Region boundary data:
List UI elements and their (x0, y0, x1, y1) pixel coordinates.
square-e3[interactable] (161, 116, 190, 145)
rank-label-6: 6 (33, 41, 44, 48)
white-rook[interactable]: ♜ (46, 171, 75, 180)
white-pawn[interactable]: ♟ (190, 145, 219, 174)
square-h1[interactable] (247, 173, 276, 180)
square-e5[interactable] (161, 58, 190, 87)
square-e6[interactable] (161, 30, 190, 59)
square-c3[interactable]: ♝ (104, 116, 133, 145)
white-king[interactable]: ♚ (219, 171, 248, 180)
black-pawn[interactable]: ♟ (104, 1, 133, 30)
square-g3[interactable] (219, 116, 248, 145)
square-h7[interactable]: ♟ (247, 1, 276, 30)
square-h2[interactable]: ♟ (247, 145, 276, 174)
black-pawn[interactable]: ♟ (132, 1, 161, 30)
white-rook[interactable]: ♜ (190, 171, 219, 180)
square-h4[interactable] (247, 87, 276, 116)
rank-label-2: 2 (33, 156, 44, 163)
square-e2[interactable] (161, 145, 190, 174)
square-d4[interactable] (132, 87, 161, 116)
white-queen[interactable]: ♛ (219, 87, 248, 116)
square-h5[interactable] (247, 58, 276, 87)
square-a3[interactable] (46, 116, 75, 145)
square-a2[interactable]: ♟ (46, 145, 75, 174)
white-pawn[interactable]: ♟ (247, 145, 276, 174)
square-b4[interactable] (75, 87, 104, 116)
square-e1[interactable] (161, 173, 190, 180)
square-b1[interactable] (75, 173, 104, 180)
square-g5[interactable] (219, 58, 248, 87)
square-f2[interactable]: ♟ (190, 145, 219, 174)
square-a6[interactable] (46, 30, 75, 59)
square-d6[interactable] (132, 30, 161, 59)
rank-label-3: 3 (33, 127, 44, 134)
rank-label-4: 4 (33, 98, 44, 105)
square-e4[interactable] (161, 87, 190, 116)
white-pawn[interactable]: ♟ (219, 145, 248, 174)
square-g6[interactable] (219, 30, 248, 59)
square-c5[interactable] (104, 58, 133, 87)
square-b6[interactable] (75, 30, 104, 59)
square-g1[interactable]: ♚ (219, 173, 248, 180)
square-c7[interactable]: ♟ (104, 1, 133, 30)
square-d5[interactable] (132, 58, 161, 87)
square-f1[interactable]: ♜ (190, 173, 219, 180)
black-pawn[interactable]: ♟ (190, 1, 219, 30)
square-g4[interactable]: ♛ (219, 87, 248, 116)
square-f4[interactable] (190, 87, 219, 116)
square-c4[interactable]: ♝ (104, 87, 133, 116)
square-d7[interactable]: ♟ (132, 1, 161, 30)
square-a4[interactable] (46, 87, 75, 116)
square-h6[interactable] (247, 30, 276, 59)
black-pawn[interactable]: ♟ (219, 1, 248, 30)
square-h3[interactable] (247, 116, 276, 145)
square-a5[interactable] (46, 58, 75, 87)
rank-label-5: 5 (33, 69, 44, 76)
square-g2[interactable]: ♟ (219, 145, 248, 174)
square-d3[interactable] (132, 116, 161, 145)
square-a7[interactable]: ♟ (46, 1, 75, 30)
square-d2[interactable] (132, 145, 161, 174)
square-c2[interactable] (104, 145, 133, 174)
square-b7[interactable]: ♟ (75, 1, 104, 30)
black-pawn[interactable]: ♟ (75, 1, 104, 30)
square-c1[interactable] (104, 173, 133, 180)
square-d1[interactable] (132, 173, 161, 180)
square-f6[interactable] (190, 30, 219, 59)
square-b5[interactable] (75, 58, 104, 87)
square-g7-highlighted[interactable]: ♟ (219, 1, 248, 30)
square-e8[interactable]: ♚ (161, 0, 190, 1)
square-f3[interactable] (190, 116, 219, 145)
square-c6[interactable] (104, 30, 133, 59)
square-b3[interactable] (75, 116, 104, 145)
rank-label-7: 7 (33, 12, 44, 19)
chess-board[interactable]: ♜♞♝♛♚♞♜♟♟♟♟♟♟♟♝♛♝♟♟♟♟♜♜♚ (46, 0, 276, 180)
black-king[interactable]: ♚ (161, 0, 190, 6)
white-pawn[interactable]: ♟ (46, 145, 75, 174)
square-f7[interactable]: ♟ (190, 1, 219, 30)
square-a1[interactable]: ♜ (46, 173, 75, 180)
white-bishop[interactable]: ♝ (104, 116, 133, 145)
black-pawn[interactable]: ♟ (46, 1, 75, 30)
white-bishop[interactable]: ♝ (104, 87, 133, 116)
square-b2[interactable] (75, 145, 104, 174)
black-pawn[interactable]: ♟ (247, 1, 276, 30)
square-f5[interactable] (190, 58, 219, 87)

What the task asks: Transcribe every line of the material above, keeping each character unchanged.

Reply:
List UI elements and their (x0, y0, x1, y1) pixel coordinates.
square-e3[interactable] (161, 116, 190, 145)
rank-label-6: 6 (33, 41, 44, 48)
white-rook[interactable]: ♜ (46, 171, 75, 180)
white-pawn[interactable]: ♟ (190, 145, 219, 174)
square-h1[interactable] (247, 173, 276, 180)
square-e5[interactable] (161, 58, 190, 87)
square-e6[interactable] (161, 30, 190, 59)
square-c3[interactable]: ♝ (104, 116, 133, 145)
white-king[interactable]: ♚ (219, 171, 248, 180)
black-pawn[interactable]: ♟ (104, 1, 133, 30)
square-g3[interactable] (219, 116, 248, 145)
square-h7[interactable]: ♟ (247, 1, 276, 30)
square-h2[interactable]: ♟ (247, 145, 276, 174)
black-pawn[interactable]: ♟ (132, 1, 161, 30)
white-rook[interactable]: ♜ (190, 171, 219, 180)
square-h4[interactable] (247, 87, 276, 116)
rank-label-2: 2 (33, 156, 44, 163)
square-e2[interactable] (161, 145, 190, 174)
square-d4[interactable] (132, 87, 161, 116)
white-queen[interactable]: ♛ (219, 87, 248, 116)
square-h5[interactable] (247, 58, 276, 87)
square-a3[interactable] (46, 116, 75, 145)
square-a2[interactable]: ♟ (46, 145, 75, 174)
white-pawn[interactable]: ♟ (247, 145, 276, 174)
square-b4[interactable] (75, 87, 104, 116)
square-e1[interactable] (161, 173, 190, 180)
square-b1[interactable] (75, 173, 104, 180)
square-g5[interactable] (219, 58, 248, 87)
square-f2[interactable]: ♟ (190, 145, 219, 174)
square-a6[interactable] (46, 30, 75, 59)
square-d6[interactable] (132, 30, 161, 59)
rank-label-3: 3 (33, 127, 44, 134)
rank-label-4: 4 (33, 98, 44, 105)
square-e4[interactable] (161, 87, 190, 116)
white-pawn[interactable]: ♟ (219, 145, 248, 174)
square-g6[interactable] (219, 30, 248, 59)
square-c5[interactable] (104, 58, 133, 87)
square-b6[interactable] (75, 30, 104, 59)
square-g1[interactable]: ♚ (219, 173, 248, 180)
square-c7[interactable]: ♟ (104, 1, 133, 30)
square-d5[interactable] (132, 58, 161, 87)
square-f1[interactable]: ♜ (190, 173, 219, 180)
black-pawn[interactable]: ♟ (190, 1, 219, 30)
square-g4[interactable]: ♛ (219, 87, 248, 116)
square-f4[interactable] (190, 87, 219, 116)
square-c4[interactable]: ♝ (104, 87, 133, 116)
square-d7[interactable]: ♟ (132, 1, 161, 30)
square-a4[interactable] (46, 87, 75, 116)
square-h6[interactable] (247, 30, 276, 59)
black-pawn[interactable]: ♟ (219, 1, 248, 30)
square-h3[interactable] (247, 116, 276, 145)
square-a5[interactable] (46, 58, 75, 87)
rank-label-5: 5 (33, 69, 44, 76)
square-g2[interactable]: ♟ (219, 145, 248, 174)
square-d3[interactable] (132, 116, 161, 145)
square-a7[interactable]: ♟ (46, 1, 75, 30)
square-d2[interactable] (132, 145, 161, 174)
square-c2[interactable] (104, 145, 133, 174)
square-b7[interactable]: ♟ (75, 1, 104, 30)
black-pawn[interactable]: ♟ (75, 1, 104, 30)
square-c1[interactable] (104, 173, 133, 180)
square-d1[interactable] (132, 173, 161, 180)
square-f6[interactable] (190, 30, 219, 59)
square-b5[interactable] (75, 58, 104, 87)
square-g7-highlighted[interactable]: ♟ (219, 1, 248, 30)
square-e8[interactable]: ♚ (161, 0, 190, 1)
square-f3[interactable] (190, 116, 219, 145)
square-c6[interactable] (104, 30, 133, 59)
square-b3[interactable] (75, 116, 104, 145)
rank-label-7: 7 (33, 12, 44, 19)
chess-board[interactable]: ♜♞♝♛♚♞♜♟♟♟♟♟♟♟♝♛♝♟♟♟♟♜♜♚ (46, 0, 276, 180)
black-king[interactable]: ♚ (161, 0, 190, 6)
white-pawn[interactable]: ♟ (46, 145, 75, 174)
square-f7[interactable]: ♟ (190, 1, 219, 30)
square-a1[interactable]: ♜ (46, 173, 75, 180)
white-bishop[interactable]: ♝ (104, 116, 133, 145)
black-pawn[interactable]: ♟ (46, 1, 75, 30)
white-bishop[interactable]: ♝ (104, 87, 133, 116)
square-b2[interactable] (75, 145, 104, 174)
black-pawn[interactable]: ♟ (247, 1, 276, 30)
square-f5[interactable] (190, 58, 219, 87)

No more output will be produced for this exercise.